---- Rows

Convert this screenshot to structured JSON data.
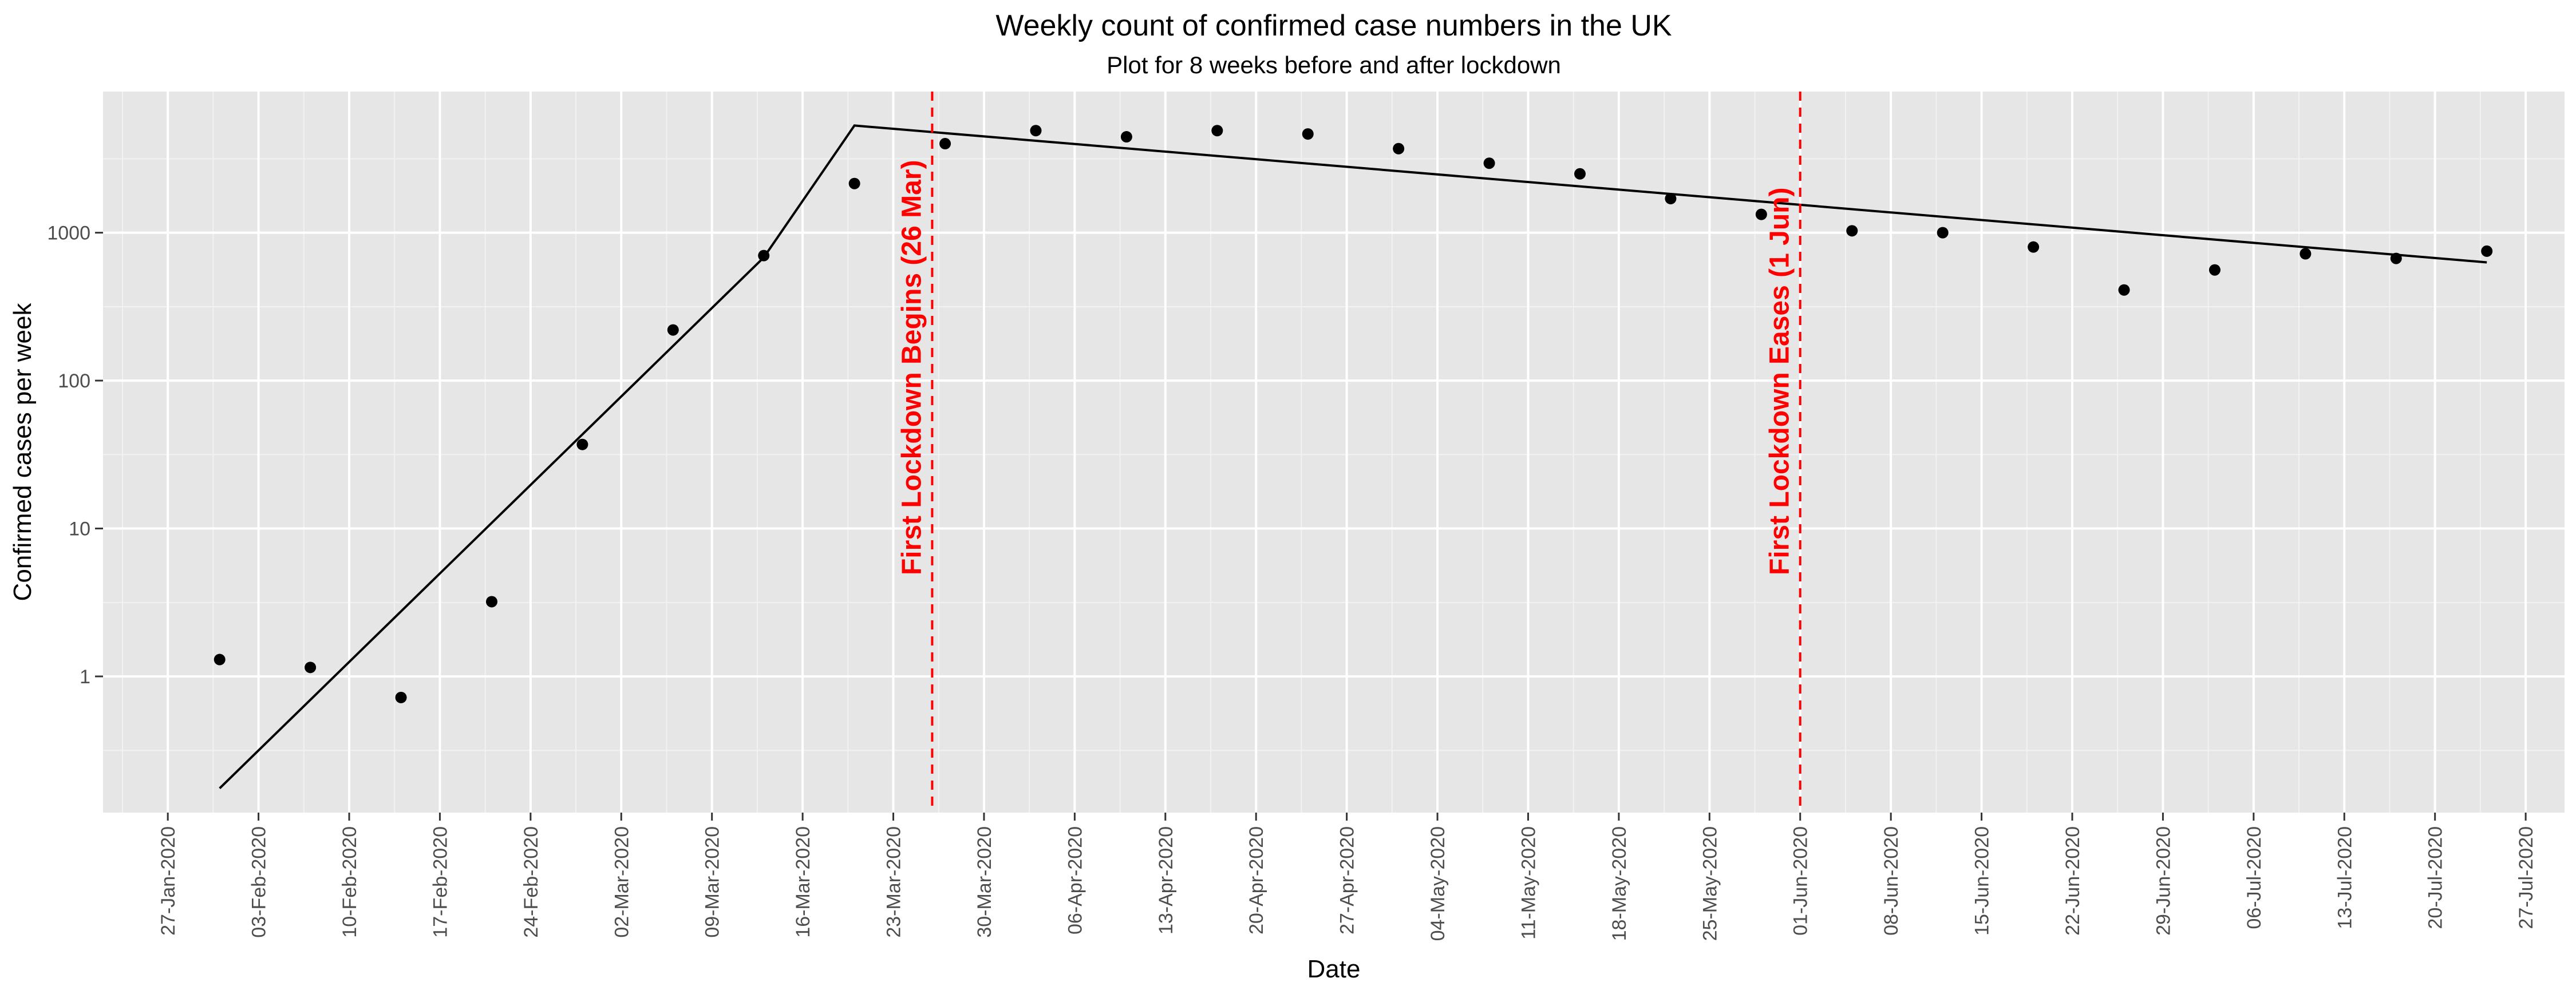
{
  "chart_data": {
    "type": "scatter",
    "title": "Weekly count of confirmed case numbers in the UK",
    "subtitle": "Plot for 8 weeks before and after lockdown",
    "xlabel": "Date",
    "ylabel": "Confirmed cases per week",
    "y_scale": "log10",
    "xlim": [
      "2020-01-22",
      "2020-07-30"
    ],
    "ylim": [
      0.12,
      9000
    ],
    "x_ticks": [
      "27-Jan-2020",
      "03-Feb-2020",
      "10-Feb-2020",
      "17-Feb-2020",
      "24-Feb-2020",
      "02-Mar-2020",
      "09-Mar-2020",
      "16-Mar-2020",
      "23-Mar-2020",
      "30-Mar-2020",
      "06-Apr-2020",
      "13-Apr-2020",
      "20-Apr-2020",
      "27-Apr-2020",
      "04-May-2020",
      "11-May-2020",
      "18-May-2020",
      "25-May-2020",
      "01-Jun-2020",
      "08-Jun-2020",
      "15-Jun-2020",
      "22-Jun-2020",
      "29-Jun-2020",
      "06-Jul-2020",
      "13-Jul-2020",
      "20-Jul-2020",
      "27-Jul-2020"
    ],
    "x_tick_dates": [
      "2020-01-27",
      "2020-02-03",
      "2020-02-10",
      "2020-02-17",
      "2020-02-24",
      "2020-03-02",
      "2020-03-09",
      "2020-03-16",
      "2020-03-23",
      "2020-03-30",
      "2020-04-06",
      "2020-04-13",
      "2020-04-20",
      "2020-04-27",
      "2020-05-04",
      "2020-05-11",
      "2020-05-18",
      "2020-05-25",
      "2020-06-01",
      "2020-06-08",
      "2020-06-15",
      "2020-06-22",
      "2020-06-29",
      "2020-07-06",
      "2020-07-13",
      "2020-07-20",
      "2020-07-27"
    ],
    "y_ticks": [
      1,
      10,
      100,
      1000
    ],
    "y_tick_labels": [
      "1",
      "10",
      "100",
      "1000"
    ],
    "points": [
      {
        "x": "2020-01-31",
        "y": 1.3
      },
      {
        "x": "2020-02-07",
        "y": 1.15
      },
      {
        "x": "2020-02-14",
        "y": 0.72
      },
      {
        "x": "2020-02-21",
        "y": 3.2
      },
      {
        "x": "2020-02-28",
        "y": 37
      },
      {
        "x": "2020-03-06",
        "y": 220
      },
      {
        "x": "2020-03-13",
        "y": 700
      },
      {
        "x": "2020-03-20",
        "y": 2150
      },
      {
        "x": "2020-03-27",
        "y": 4000
      },
      {
        "x": "2020-04-03",
        "y": 4900
      },
      {
        "x": "2020-04-10",
        "y": 4450
      },
      {
        "x": "2020-04-17",
        "y": 4900
      },
      {
        "x": "2020-04-24",
        "y": 4650
      },
      {
        "x": "2020-05-01",
        "y": 3700
      },
      {
        "x": "2020-05-08",
        "y": 2950
      },
      {
        "x": "2020-05-15",
        "y": 2500
      },
      {
        "x": "2020-05-22",
        "y": 1700
      },
      {
        "x": "2020-05-29",
        "y": 1330
      },
      {
        "x": "2020-06-05",
        "y": 1030
      },
      {
        "x": "2020-06-12",
        "y": 1000
      },
      {
        "x": "2020-06-19",
        "y": 800
      },
      {
        "x": "2020-06-26",
        "y": 410
      },
      {
        "x": "2020-07-03",
        "y": 560
      },
      {
        "x": "2020-07-10",
        "y": 720
      },
      {
        "x": "2020-07-17",
        "y": 670
      },
      {
        "x": "2020-07-24",
        "y": 750
      }
    ],
    "fit_line": [
      {
        "x": "2020-01-31",
        "y": 0.175
      },
      {
        "x": "2020-03-13",
        "y": 680
      },
      {
        "x": "2020-03-20",
        "y": 5300
      },
      {
        "x": "2020-07-24",
        "y": 630
      }
    ],
    "vlines": [
      {
        "x": "2020-03-26",
        "label": "First Lockdown Begins (26 Mar)",
        "color": "#ff0000"
      },
      {
        "x": "2020-06-01",
        "label": "First Lockdown Eases (1 Jun)",
        "color": "#ff0000"
      }
    ],
    "colors": {
      "panel": "#e6e6e6",
      "grid_major": "#ffffff",
      "grid_minor": "#f2f2f2",
      "point": "#000000",
      "line": "#000000"
    },
    "grid": true,
    "legend": "none"
  }
}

--------

(Instruction): Pictures in the records above are left out; print everything else exactly as written.

(Correct answer):
Convert this screenshot to structured JSON data.
{
  "chart_data": {
    "type": "scatter",
    "title": "Weekly count of confirmed case numbers in the UK",
    "subtitle": "Plot for 8 weeks before and after lockdown",
    "xlabel": "Date",
    "ylabel": "Confirmed cases per week",
    "y_scale": "log10",
    "xlim": [
      "2020-01-22",
      "2020-07-30"
    ],
    "ylim": [
      0.12,
      9000
    ],
    "x_ticks": [
      "27-Jan-2020",
      "03-Feb-2020",
      "10-Feb-2020",
      "17-Feb-2020",
      "24-Feb-2020",
      "02-Mar-2020",
      "09-Mar-2020",
      "16-Mar-2020",
      "23-Mar-2020",
      "30-Mar-2020",
      "06-Apr-2020",
      "13-Apr-2020",
      "20-Apr-2020",
      "27-Apr-2020",
      "04-May-2020",
      "11-May-2020",
      "18-May-2020",
      "25-May-2020",
      "01-Jun-2020",
      "08-Jun-2020",
      "15-Jun-2020",
      "22-Jun-2020",
      "29-Jun-2020",
      "06-Jul-2020",
      "13-Jul-2020",
      "20-Jul-2020",
      "27-Jul-2020"
    ],
    "x_tick_dates": [
      "2020-01-27",
      "2020-02-03",
      "2020-02-10",
      "2020-02-17",
      "2020-02-24",
      "2020-03-02",
      "2020-03-09",
      "2020-03-16",
      "2020-03-23",
      "2020-03-30",
      "2020-04-06",
      "2020-04-13",
      "2020-04-20",
      "2020-04-27",
      "2020-05-04",
      "2020-05-11",
      "2020-05-18",
      "2020-05-25",
      "2020-06-01",
      "2020-06-08",
      "2020-06-15",
      "2020-06-22",
      "2020-06-29",
      "2020-07-06",
      "2020-07-13",
      "2020-07-20",
      "2020-07-27"
    ],
    "y_ticks": [
      1,
      10,
      100,
      1000
    ],
    "y_tick_labels": [
      "1",
      "10",
      "100",
      "1000"
    ],
    "points": [
      {
        "x": "2020-01-31",
        "y": 1.3
      },
      {
        "x": "2020-02-07",
        "y": 1.15
      },
      {
        "x": "2020-02-14",
        "y": 0.72
      },
      {
        "x": "2020-02-21",
        "y": 3.2
      },
      {
        "x": "2020-02-28",
        "y": 37
      },
      {
        "x": "2020-03-06",
        "y": 220
      },
      {
        "x": "2020-03-13",
        "y": 700
      },
      {
        "x": "2020-03-20",
        "y": 2150
      },
      {
        "x": "2020-03-27",
        "y": 4000
      },
      {
        "x": "2020-04-03",
        "y": 4900
      },
      {
        "x": "2020-04-10",
        "y": 4450
      },
      {
        "x": "2020-04-17",
        "y": 4900
      },
      {
        "x": "2020-04-24",
        "y": 4650
      },
      {
        "x": "2020-05-01",
        "y": 3700
      },
      {
        "x": "2020-05-08",
        "y": 2950
      },
      {
        "x": "2020-05-15",
        "y": 2500
      },
      {
        "x": "2020-05-22",
        "y": 1700
      },
      {
        "x": "2020-05-29",
        "y": 1330
      },
      {
        "x": "2020-06-05",
        "y": 1030
      },
      {
        "x": "2020-06-12",
        "y": 1000
      },
      {
        "x": "2020-06-19",
        "y": 800
      },
      {
        "x": "2020-06-26",
        "y": 410
      },
      {
        "x": "2020-07-03",
        "y": 560
      },
      {
        "x": "2020-07-10",
        "y": 720
      },
      {
        "x": "2020-07-17",
        "y": 670
      },
      {
        "x": "2020-07-24",
        "y": 750
      }
    ],
    "fit_line": [
      {
        "x": "2020-01-31",
        "y": 0.175
      },
      {
        "x": "2020-03-13",
        "y": 680
      },
      {
        "x": "2020-03-20",
        "y": 5300
      },
      {
        "x": "2020-07-24",
        "y": 630
      }
    ],
    "vlines": [
      {
        "x": "2020-03-26",
        "label": "First Lockdown Begins (26 Mar)",
        "color": "#ff0000"
      },
      {
        "x": "2020-06-01",
        "label": "First Lockdown Eases (1 Jun)",
        "color": "#ff0000"
      }
    ],
    "colors": {
      "panel": "#e6e6e6",
      "grid_major": "#ffffff",
      "grid_minor": "#f2f2f2",
      "point": "#000000",
      "line": "#000000"
    },
    "grid": true,
    "legend": "none"
  }
}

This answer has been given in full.